Tarefas propostas
a) Segundo o texto sobre as viagens dos ministros, quantas viagens por semana a Casa Civil definiu como meta para cada ministro?
b) Continue o texto sobre as viagens dos ministros a partir da última frase apresentada.

Texto fornecido
──────

Auxiliares do presidente Luiz Inácio Lula da Silva passaram a cobrar ministros para percorrer o Brasil e divulgar ações da gestão petista. A Casa Civil definiu metas de três viagens semanais por ministro para inaugurações e visitas a obras, visando manter o governo em pauta durante o período de campanha.
As reuniões semanais no Planalto exigem que os chefes de pasta apresentem cronogramas e previsões de entrevistas em veículos regionais. O objetivo é apresentar os feitos do governo e contestar o que a administração classifica como notícias falsas da oposição. Um exemplo citado é a crítica a uma obra no Rio Grande do Norte, onde se alegava que o presidente inaugurou um local inacabado.

──────

Entradas listadas
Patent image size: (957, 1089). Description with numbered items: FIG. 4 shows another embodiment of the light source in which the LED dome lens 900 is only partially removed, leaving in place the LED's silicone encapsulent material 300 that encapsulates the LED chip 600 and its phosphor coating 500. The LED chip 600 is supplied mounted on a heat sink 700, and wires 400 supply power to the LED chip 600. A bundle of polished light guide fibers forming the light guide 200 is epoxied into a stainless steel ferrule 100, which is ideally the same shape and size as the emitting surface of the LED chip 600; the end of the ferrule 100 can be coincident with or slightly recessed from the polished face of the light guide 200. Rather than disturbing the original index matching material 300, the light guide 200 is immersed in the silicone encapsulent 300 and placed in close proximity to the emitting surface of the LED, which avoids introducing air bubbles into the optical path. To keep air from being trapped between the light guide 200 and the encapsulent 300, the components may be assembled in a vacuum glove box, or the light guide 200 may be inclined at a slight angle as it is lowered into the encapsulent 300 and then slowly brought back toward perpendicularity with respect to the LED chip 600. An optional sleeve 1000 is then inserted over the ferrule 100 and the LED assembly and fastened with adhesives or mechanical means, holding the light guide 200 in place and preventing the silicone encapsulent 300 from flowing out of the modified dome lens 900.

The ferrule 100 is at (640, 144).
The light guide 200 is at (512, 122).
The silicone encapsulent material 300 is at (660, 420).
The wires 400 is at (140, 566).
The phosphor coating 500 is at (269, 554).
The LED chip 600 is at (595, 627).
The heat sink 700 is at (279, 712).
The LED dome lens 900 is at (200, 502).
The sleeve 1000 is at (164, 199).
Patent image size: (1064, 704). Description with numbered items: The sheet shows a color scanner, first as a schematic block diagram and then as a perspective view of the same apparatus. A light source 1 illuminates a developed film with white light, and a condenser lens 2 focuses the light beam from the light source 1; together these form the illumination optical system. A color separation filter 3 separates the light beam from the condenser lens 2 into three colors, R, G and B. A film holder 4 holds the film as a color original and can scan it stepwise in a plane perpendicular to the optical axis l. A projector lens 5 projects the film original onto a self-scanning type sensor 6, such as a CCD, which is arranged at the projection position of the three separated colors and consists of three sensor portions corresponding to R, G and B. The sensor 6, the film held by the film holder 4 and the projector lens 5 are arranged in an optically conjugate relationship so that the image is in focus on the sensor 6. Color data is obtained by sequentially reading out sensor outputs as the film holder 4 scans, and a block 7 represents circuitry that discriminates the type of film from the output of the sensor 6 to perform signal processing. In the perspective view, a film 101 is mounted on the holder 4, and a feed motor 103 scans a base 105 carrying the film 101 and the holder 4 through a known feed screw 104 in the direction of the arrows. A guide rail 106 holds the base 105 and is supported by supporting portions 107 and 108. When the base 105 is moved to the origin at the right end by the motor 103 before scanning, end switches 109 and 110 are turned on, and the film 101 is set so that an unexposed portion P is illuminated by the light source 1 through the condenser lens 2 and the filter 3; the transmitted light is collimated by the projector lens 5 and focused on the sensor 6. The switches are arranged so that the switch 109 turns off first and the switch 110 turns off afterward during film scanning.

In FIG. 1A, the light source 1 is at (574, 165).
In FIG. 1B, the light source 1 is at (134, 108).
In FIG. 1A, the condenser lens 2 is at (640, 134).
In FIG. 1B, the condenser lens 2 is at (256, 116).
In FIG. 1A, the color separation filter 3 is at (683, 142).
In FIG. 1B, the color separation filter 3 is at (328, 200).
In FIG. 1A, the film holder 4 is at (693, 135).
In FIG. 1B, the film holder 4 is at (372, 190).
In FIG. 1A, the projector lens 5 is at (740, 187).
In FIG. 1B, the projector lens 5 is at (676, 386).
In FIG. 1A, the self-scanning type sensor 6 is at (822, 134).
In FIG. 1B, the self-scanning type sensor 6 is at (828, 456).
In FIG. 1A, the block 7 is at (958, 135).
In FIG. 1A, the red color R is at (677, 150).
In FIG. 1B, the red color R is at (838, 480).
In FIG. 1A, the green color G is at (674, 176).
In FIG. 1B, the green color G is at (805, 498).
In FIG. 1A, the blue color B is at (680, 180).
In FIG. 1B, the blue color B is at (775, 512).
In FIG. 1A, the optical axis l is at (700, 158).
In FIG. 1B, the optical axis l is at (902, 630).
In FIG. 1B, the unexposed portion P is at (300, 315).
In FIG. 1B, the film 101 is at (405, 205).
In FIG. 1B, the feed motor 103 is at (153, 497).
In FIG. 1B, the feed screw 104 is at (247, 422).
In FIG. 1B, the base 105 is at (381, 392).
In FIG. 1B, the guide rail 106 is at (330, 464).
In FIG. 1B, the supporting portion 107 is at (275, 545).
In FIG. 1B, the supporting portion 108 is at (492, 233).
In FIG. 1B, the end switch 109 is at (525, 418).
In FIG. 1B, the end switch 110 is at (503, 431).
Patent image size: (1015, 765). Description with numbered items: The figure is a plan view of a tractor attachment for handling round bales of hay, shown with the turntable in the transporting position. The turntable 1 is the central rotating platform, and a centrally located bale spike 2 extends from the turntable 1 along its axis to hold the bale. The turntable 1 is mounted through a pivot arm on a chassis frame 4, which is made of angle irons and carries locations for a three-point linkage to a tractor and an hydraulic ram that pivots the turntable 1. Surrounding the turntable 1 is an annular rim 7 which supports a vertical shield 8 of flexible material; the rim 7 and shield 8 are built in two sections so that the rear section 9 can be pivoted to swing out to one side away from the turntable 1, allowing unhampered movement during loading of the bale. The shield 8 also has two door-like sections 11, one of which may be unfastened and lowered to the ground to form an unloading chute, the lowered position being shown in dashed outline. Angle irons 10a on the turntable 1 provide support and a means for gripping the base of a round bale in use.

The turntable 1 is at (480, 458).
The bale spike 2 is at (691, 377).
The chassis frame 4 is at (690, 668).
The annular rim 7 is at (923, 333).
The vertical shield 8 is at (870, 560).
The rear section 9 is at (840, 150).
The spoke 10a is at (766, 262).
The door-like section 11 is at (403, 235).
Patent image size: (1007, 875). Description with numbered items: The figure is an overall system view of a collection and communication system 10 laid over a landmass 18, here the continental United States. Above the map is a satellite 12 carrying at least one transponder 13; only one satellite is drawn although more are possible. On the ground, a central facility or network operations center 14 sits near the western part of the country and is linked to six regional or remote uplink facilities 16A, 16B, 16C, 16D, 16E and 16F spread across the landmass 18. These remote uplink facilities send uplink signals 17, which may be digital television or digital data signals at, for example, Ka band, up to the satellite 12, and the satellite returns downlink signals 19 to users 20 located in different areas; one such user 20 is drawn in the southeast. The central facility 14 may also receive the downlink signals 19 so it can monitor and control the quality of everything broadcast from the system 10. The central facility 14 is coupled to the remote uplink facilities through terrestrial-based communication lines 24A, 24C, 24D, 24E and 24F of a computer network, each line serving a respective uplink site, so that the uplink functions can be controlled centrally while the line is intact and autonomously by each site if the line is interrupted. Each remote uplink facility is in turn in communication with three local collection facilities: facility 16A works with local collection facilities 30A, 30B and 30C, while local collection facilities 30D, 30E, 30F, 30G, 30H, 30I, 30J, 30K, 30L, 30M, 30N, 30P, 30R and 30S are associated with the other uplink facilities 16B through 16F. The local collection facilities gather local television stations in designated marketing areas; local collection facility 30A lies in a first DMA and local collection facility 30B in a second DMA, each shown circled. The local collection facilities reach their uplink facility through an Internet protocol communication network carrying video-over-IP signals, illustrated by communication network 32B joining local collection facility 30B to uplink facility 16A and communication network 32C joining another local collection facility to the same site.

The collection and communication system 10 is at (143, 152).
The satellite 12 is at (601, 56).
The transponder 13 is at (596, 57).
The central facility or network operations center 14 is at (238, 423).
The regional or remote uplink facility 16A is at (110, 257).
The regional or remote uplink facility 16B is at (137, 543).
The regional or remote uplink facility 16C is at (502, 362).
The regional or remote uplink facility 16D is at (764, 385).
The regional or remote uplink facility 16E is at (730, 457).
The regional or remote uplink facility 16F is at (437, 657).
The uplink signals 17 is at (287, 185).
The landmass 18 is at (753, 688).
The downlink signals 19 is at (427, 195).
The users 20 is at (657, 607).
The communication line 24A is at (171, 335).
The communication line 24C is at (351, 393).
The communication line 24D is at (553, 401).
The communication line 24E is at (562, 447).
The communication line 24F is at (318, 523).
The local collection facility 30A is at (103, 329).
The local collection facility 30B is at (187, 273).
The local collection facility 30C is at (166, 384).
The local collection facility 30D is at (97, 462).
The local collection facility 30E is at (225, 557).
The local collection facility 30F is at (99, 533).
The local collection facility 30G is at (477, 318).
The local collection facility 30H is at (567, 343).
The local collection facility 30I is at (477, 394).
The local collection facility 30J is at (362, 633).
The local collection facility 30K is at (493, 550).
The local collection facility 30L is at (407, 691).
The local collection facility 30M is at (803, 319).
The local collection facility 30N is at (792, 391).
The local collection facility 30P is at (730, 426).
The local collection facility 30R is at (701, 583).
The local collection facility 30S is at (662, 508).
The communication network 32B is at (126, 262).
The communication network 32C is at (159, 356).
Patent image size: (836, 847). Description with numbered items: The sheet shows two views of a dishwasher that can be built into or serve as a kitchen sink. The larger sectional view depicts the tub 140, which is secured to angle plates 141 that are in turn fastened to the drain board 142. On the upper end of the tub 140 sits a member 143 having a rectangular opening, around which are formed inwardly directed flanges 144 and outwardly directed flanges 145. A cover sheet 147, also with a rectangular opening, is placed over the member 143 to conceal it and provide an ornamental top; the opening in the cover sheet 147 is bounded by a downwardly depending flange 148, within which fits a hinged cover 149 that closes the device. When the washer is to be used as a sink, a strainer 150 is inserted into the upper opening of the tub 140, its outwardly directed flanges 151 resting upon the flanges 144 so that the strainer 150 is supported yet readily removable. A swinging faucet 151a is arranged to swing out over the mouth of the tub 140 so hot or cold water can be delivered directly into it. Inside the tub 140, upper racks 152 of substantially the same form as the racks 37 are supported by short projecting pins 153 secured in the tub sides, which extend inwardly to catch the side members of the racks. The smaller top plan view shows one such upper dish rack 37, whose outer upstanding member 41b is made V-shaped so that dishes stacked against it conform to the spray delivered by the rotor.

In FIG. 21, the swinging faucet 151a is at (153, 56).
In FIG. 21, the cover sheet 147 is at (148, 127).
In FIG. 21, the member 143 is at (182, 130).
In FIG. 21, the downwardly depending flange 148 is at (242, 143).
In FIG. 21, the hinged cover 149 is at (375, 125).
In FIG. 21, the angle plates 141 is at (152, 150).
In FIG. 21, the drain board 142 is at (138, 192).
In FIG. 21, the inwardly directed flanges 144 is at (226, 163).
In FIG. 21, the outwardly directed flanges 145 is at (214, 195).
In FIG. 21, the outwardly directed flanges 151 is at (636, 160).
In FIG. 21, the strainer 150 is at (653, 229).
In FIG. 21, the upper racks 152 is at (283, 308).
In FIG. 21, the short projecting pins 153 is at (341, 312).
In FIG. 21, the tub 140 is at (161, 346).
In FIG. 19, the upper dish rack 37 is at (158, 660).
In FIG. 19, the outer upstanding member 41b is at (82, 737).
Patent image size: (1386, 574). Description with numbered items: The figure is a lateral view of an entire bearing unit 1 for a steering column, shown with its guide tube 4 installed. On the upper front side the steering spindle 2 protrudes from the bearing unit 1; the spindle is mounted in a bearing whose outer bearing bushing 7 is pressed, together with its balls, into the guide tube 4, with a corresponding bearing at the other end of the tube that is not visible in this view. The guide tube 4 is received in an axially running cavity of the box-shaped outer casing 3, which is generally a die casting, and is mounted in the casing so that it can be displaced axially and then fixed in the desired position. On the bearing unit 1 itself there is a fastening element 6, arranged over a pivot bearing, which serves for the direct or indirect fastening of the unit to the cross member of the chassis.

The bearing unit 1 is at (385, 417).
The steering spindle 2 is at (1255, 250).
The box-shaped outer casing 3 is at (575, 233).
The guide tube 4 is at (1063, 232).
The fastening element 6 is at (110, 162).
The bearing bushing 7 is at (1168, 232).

──────

Respostas dadas
a) Três viagens semanais por ministro.

b)
A Casa Civil mapeou que os ministérios da Saúde, Educação e Transportes possuem mais entregas na ponta. Apesar do pedido de reforço nas agendas, o Planalto apertou as orientações de comunicação. A Secretaria de Comunicação Social e a Secretaria de Assuntos Jurídicos instruem os ministros a evitar falas ufanistas ou exageros de elogios à gestão.
As diretrizes pedem que, se Lula for citado, não sejam feitas declarações passíveis de interpretação como propaganda eleitoral pelo Tribunal Superior Eleitoral. Não há permissão para publicações de agendas ou uso de logomarcas da gestão petista nas redes oficiais. A ofensiva coordenada pela Casa Civil começou nas últimas três semanas, visando um impacto local e regional.